[Records from a data collection]
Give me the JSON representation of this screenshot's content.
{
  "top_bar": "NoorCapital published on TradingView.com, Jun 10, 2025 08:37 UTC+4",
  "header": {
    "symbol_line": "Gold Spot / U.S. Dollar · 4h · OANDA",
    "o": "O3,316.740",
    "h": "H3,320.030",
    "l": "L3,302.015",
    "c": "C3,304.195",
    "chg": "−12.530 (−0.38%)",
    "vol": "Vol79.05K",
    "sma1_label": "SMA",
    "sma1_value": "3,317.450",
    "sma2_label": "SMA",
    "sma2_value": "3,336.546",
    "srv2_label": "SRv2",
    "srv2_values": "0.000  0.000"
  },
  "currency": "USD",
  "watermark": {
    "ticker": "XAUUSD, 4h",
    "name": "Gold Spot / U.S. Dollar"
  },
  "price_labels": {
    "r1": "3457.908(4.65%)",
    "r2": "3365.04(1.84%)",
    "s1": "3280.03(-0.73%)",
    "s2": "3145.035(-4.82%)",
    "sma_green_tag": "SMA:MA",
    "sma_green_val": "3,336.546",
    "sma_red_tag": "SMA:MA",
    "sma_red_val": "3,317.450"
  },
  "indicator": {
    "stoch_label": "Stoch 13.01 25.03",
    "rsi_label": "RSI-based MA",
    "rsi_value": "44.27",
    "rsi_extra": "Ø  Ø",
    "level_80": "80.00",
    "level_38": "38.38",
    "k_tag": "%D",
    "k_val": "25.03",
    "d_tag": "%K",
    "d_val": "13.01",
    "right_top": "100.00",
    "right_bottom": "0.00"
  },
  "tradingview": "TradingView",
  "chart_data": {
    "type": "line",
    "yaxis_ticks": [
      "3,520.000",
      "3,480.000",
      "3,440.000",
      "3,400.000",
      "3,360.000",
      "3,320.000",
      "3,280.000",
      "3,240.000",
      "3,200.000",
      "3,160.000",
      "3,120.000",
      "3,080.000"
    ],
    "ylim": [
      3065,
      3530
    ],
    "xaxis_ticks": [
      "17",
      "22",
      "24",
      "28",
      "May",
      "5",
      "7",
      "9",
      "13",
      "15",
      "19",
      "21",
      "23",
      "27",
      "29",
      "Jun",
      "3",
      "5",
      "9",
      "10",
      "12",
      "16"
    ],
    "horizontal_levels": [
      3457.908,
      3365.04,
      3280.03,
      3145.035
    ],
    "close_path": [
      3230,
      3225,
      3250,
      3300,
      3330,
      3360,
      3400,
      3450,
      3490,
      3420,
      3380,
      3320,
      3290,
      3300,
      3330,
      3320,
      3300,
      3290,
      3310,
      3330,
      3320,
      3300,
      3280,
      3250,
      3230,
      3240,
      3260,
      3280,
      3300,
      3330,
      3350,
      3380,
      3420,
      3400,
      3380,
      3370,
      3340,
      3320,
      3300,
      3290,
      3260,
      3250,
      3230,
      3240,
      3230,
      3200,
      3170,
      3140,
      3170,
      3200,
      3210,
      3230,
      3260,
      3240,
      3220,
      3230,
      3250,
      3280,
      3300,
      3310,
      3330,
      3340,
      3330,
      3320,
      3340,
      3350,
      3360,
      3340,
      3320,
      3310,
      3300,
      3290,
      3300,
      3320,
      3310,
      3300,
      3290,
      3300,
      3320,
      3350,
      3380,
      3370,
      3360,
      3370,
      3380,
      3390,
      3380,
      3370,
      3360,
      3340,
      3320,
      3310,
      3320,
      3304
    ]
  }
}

Your goal =>
The entries above must be returned exactly.

Worked answer =>
Give me the JSON representation of this screenshot's content.
{
  "top_bar": "NoorCapital published on TradingView.com, Jun 10, 2025 08:37 UTC+4",
  "header": {
    "symbol_line": "Gold Spot / U.S. Dollar · 4h · OANDA",
    "o": "O3,316.740",
    "h": "H3,320.030",
    "l": "L3,302.015",
    "c": "C3,304.195",
    "chg": "−12.530 (−0.38%)",
    "vol": "Vol79.05K",
    "sma1_label": "SMA",
    "sma1_value": "3,317.450",
    "sma2_label": "SMA",
    "sma2_value": "3,336.546",
    "srv2_label": "SRv2",
    "srv2_values": "0.000  0.000"
  },
  "currency": "USD",
  "watermark": {
    "ticker": "XAUUSD, 4h",
    "name": "Gold Spot / U.S. Dollar"
  },
  "price_labels": {
    "r1": "3457.908(4.65%)",
    "r2": "3365.04(1.84%)",
    "s1": "3280.03(-0.73%)",
    "s2": "3145.035(-4.82%)",
    "sma_green_tag": "SMA:MA",
    "sma_green_val": "3,336.546",
    "sma_red_tag": "SMA:MA",
    "sma_red_val": "3,317.450"
  },
  "indicator": {
    "stoch_label": "Stoch 13.01 25.03",
    "rsi_label": "RSI-based MA",
    "rsi_value": "44.27",
    "rsi_extra": "Ø  Ø",
    "level_80": "80.00",
    "level_38": "38.38",
    "k_tag": "%D",
    "k_val": "25.03",
    "d_tag": "%K",
    "d_val": "13.01",
    "right_top": "100.00",
    "right_bottom": "0.00"
  },
  "tradingview": "TradingView",
  "chart_data": {
    "type": "line",
    "yaxis_ticks": [
      "3,520.000",
      "3,480.000",
      "3,440.000",
      "3,400.000",
      "3,360.000",
      "3,320.000",
      "3,280.000",
      "3,240.000",
      "3,200.000",
      "3,160.000",
      "3,120.000",
      "3,080.000"
    ],
    "ylim": [
      3065,
      3530
    ],
    "xaxis_ticks": [
      "17",
      "22",
      "24",
      "28",
      "May",
      "5",
      "7",
      "9",
      "13",
      "15",
      "19",
      "21",
      "23",
      "27",
      "29",
      "Jun",
      "3",
      "5",
      "9",
      "10",
      "12",
      "16"
    ],
    "horizontal_levels": [
      3457.908,
      3365.04,
      3280.03,
      3145.035
    ],
    "close_path": [
      3230,
      3225,
      3250,
      3300,
      3330,
      3360,
      3400,
      3450,
      3490,
      3420,
      3380,
      3320,
      3290,
      3300,
      3330,
      3320,
      3300,
      3290,
      3310,
      3330,
      3320,
      3300,
      3280,
      3250,
      3230,
      3240,
      3260,
      3280,
      3300,
      3330,
      3350,
      3380,
      3420,
      3400,
      3380,
      3370,
      3340,
      3320,
      3300,
      3290,
      3260,
      3250,
      3230,
      3240,
      3230,
      3200,
      3170,
      3140,
      3170,
      3200,
      3210,
      3230,
      3260,
      3240,
      3220,
      3230,
      3250,
      3280,
      3300,
      3310,
      3330,
      3340,
      3330,
      3320,
      3340,
      3350,
      3360,
      3340,
      3320,
      3310,
      3300,
      3290,
      3300,
      3320,
      3310,
      3300,
      3290,
      3300,
      3320,
      3350,
      3380,
      3370,
      3360,
      3370,
      3380,
      3390,
      3380,
      3370,
      3360,
      3340,
      3320,
      3310,
      3320,
      3304
    ]
  }
}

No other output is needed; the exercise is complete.